**Task to complete**:
Give the total number of lines with the word "following" in them, and no other words.

Collected data entries:
++++++++++
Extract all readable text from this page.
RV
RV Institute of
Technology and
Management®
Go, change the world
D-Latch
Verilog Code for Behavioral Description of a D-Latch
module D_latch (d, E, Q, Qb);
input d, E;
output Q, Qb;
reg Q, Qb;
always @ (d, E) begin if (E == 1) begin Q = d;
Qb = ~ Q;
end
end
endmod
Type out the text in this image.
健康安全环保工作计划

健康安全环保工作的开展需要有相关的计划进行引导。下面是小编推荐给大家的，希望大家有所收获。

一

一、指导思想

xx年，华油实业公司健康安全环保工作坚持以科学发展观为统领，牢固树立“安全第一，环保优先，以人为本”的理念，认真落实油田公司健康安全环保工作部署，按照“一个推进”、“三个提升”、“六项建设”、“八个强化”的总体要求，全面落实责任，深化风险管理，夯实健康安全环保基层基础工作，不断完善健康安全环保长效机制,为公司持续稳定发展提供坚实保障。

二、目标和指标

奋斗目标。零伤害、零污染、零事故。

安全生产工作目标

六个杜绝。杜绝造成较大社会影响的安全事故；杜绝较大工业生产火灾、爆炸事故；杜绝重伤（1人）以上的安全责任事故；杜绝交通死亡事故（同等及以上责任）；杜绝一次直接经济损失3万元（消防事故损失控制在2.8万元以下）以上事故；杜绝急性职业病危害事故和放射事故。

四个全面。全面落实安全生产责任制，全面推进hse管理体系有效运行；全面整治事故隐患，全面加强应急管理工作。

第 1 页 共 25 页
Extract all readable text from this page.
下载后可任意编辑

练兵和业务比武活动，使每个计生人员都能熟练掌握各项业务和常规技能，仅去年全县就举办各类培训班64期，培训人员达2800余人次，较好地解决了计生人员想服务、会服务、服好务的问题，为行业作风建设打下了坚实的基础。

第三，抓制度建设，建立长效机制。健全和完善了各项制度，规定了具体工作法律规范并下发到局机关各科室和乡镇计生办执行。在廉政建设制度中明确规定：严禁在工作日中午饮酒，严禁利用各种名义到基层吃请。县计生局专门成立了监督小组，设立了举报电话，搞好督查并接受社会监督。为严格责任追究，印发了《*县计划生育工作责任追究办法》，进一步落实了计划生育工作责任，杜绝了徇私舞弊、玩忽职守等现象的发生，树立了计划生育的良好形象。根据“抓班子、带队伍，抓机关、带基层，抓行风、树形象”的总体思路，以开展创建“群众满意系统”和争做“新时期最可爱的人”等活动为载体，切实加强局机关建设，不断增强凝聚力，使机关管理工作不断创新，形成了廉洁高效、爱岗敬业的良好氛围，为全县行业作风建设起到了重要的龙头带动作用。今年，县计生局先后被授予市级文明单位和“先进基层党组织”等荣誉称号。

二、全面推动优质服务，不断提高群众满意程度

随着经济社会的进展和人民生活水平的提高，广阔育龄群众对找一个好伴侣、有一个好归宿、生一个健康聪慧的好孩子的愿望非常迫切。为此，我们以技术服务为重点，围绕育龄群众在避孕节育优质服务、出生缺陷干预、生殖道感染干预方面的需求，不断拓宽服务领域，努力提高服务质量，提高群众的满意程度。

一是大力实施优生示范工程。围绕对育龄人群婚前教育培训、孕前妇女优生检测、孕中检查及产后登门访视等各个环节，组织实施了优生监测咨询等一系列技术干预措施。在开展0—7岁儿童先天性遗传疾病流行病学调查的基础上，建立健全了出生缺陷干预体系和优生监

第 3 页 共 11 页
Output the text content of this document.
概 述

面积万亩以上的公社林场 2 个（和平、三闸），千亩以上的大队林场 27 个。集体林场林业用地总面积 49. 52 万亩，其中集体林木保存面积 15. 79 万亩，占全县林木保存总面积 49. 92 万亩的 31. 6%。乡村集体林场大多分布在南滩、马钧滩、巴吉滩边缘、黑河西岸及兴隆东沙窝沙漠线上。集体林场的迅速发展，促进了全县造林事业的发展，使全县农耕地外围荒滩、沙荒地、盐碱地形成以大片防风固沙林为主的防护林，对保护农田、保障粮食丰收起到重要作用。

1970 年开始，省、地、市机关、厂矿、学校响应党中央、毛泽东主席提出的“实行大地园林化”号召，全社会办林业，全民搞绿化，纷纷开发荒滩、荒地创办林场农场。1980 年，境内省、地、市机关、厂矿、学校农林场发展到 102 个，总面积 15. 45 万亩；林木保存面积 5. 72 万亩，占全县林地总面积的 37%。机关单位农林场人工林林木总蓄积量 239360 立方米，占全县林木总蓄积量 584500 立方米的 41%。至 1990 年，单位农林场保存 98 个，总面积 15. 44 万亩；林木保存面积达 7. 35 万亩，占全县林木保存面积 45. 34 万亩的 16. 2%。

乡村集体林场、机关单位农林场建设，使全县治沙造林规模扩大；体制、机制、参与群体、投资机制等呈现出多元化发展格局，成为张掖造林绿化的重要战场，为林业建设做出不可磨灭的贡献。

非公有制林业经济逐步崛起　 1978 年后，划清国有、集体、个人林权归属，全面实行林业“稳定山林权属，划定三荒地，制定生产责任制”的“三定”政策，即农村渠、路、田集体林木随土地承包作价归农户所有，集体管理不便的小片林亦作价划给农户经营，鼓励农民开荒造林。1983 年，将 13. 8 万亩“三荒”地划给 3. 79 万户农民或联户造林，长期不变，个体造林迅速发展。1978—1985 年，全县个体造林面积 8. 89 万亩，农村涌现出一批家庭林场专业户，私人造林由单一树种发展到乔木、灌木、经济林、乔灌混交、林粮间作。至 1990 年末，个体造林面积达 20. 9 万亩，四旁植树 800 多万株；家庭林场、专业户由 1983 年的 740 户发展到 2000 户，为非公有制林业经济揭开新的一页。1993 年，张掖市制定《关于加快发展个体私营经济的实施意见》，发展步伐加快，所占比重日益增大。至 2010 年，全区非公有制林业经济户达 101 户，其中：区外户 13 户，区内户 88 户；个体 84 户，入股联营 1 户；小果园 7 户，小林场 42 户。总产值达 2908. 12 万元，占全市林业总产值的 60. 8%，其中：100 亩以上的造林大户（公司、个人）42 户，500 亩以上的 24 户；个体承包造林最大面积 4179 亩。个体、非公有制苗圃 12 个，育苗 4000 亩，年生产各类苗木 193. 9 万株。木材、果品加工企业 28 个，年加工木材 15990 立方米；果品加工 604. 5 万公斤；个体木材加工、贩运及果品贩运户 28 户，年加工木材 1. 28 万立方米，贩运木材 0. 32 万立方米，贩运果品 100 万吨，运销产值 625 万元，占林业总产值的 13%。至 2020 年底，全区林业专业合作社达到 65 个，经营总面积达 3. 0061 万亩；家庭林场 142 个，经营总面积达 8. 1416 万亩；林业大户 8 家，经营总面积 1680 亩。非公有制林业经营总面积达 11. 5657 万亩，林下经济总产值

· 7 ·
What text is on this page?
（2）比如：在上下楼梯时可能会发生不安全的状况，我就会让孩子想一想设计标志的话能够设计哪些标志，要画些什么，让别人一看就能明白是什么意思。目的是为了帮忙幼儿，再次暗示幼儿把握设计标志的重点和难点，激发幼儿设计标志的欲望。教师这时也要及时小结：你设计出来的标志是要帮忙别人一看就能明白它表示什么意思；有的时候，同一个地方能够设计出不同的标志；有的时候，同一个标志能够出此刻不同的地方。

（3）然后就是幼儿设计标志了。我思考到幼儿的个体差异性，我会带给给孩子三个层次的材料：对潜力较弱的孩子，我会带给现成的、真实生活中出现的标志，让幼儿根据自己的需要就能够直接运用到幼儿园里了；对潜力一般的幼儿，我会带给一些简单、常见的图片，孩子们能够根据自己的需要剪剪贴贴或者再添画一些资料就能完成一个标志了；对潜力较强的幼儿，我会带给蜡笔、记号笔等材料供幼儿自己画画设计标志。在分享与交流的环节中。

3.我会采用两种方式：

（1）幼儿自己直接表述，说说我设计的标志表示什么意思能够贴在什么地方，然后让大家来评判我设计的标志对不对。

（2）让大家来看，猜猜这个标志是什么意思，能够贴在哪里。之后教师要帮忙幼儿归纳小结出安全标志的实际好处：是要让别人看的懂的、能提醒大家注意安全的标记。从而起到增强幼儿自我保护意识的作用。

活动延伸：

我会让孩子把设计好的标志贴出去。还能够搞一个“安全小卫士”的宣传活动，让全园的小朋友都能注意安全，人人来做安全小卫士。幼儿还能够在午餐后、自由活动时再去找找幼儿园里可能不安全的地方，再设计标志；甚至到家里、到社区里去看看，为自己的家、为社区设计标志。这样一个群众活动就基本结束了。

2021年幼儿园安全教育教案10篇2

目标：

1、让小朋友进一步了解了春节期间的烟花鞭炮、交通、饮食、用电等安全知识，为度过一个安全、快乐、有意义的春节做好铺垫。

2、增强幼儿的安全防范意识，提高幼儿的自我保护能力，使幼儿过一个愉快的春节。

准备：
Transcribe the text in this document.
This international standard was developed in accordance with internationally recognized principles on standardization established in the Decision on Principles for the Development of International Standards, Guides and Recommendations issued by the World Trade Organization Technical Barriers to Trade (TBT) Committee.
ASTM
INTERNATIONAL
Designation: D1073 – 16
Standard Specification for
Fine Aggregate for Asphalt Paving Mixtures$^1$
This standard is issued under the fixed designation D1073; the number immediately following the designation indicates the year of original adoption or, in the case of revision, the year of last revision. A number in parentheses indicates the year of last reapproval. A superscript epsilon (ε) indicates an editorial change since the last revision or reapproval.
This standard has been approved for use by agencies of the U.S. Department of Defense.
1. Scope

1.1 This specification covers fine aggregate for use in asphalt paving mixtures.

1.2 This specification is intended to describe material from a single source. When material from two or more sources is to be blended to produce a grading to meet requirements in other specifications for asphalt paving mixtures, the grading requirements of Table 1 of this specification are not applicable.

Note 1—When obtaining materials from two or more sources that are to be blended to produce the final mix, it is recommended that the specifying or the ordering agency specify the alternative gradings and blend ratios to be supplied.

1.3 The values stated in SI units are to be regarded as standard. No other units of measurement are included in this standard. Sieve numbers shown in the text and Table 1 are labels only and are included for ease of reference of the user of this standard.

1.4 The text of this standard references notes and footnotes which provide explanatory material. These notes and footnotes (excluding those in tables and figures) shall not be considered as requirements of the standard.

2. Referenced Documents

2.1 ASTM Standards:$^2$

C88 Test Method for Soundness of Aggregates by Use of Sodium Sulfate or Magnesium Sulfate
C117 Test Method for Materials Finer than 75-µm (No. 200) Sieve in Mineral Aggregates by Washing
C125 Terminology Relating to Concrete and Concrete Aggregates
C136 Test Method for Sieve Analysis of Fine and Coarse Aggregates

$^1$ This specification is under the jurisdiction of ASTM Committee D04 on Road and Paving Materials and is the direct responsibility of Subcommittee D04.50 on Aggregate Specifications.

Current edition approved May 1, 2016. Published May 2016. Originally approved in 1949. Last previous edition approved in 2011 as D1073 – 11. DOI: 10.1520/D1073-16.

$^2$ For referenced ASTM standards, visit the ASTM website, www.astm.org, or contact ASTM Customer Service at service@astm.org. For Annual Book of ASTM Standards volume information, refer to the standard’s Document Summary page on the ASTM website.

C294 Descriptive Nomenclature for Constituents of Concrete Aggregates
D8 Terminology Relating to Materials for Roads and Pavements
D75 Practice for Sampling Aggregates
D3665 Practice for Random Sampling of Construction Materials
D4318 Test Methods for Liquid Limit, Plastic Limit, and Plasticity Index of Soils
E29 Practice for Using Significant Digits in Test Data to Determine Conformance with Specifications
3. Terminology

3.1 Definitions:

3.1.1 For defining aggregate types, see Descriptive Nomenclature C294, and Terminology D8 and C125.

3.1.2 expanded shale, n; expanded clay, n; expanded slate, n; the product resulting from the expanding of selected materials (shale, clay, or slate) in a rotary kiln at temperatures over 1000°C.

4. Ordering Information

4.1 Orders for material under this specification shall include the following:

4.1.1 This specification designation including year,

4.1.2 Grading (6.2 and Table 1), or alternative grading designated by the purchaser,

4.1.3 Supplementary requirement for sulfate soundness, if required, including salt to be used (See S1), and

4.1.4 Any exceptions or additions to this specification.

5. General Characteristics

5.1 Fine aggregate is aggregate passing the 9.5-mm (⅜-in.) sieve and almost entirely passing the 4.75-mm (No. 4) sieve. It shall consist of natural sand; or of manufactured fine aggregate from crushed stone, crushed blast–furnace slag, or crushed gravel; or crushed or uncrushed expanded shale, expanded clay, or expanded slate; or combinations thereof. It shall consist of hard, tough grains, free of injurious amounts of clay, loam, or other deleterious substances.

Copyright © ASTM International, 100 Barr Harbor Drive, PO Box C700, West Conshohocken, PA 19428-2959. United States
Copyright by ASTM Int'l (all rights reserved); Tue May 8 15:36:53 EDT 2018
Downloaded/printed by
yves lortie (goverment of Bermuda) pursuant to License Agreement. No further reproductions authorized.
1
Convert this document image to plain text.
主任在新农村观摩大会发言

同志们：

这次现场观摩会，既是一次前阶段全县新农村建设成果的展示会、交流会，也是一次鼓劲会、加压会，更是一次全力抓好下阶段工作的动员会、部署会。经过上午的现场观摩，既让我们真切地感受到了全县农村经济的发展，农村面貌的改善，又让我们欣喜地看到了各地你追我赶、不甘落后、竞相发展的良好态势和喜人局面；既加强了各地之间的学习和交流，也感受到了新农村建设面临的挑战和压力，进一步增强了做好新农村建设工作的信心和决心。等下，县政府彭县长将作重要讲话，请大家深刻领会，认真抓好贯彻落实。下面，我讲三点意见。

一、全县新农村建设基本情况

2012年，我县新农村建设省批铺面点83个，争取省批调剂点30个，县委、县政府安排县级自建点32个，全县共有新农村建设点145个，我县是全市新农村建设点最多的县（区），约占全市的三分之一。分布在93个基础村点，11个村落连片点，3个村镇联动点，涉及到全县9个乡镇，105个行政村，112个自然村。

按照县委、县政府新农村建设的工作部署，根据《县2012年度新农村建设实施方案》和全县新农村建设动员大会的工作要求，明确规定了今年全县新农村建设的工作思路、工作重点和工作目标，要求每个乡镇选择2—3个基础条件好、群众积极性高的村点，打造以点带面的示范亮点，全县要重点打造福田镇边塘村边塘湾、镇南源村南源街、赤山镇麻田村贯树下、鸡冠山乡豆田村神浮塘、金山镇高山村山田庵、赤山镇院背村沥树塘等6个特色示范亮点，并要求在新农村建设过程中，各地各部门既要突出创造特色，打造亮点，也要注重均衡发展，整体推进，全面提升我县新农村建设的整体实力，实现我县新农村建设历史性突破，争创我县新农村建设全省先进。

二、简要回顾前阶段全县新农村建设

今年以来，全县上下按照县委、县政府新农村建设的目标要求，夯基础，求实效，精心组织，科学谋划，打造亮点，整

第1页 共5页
++++++++++
**Solution to this exercise**:
2